What is being asked
Below are records to be output exactly, every one of them.

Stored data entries

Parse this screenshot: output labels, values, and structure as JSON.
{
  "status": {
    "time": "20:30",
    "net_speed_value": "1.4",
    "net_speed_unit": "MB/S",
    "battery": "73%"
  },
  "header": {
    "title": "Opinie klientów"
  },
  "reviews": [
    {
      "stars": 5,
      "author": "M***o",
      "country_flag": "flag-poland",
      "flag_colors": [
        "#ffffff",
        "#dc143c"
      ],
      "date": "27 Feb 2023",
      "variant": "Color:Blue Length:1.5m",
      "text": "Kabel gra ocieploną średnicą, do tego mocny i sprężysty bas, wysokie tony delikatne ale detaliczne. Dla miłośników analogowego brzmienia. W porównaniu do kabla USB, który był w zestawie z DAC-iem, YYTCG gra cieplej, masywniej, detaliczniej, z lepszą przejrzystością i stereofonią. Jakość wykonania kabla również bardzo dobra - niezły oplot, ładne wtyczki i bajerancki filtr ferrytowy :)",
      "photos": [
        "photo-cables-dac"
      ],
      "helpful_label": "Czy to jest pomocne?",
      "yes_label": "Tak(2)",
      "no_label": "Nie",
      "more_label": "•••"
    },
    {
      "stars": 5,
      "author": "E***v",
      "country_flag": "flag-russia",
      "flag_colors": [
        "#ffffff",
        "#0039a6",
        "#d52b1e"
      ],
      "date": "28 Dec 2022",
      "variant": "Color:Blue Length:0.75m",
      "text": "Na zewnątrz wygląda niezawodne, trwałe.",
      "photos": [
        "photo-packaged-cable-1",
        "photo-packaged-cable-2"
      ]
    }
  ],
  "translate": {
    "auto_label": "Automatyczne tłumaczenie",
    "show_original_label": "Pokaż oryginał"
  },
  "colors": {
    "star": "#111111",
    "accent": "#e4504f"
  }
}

The result
Parse this screenshot: output labels, values, and structure as JSON.
{
  "status": {
    "time": "20:30",
    "net_speed_value": "1.4",
    "net_speed_unit": "MB/S",
    "battery": "73%"
  },
  "header": {
    "title": "Opinie klientów"
  },
  "reviews": [
    {
      "stars": 5,
      "author": "M***o",
      "country_flag": "flag-poland",
      "flag_colors": [
        "#ffffff",
        "#dc143c"
      ],
      "date": "27 Feb 2023",
      "variant": "Color:Blue Length:1.5m",
      "text": "Kabel gra ocieploną średnicą, do tego mocny i sprężysty bas, wysokie tony delikatne ale detaliczne. Dla miłośników analogowego brzmienia. W porównaniu do kabla USB, który był w zestawie z DAC-iem, YYTCG gra cieplej, masywniej, detaliczniej, z lepszą przejrzystością i stereofonią. Jakość wykonania kabla również bardzo dobra - niezły oplot, ładne wtyczki i bajerancki filtr ferrytowy :)",
      "photos": [
        "photo-cables-dac"
      ],
      "helpful_label": "Czy to jest pomocne?",
      "yes_label": "Tak(2)",
      "no_label": "Nie",
      "more_label": "•••"
    },
    {
      "stars": 5,
      "author": "E***v",
      "country_flag": "flag-russia",
      "flag_colors": [
        "#ffffff",
        "#0039a6",
        "#d52b1e"
      ],
      "date": "28 Dec 2022",
      "variant": "Color:Blue Length:0.75m",
      "text": "Na zewnątrz wygląda niezawodne, trwałe.",
      "photos": [
        "photo-packaged-cable-1",
        "photo-packaged-cable-2"
      ]
    }
  ],
  "translate": {
    "auto_label": "Automatyczne tłumaczenie",
    "show_original_label": "Pokaż oryginał"
  },
  "colors": {
    "star": "#111111",
    "accent": "#e4504f"
  }
}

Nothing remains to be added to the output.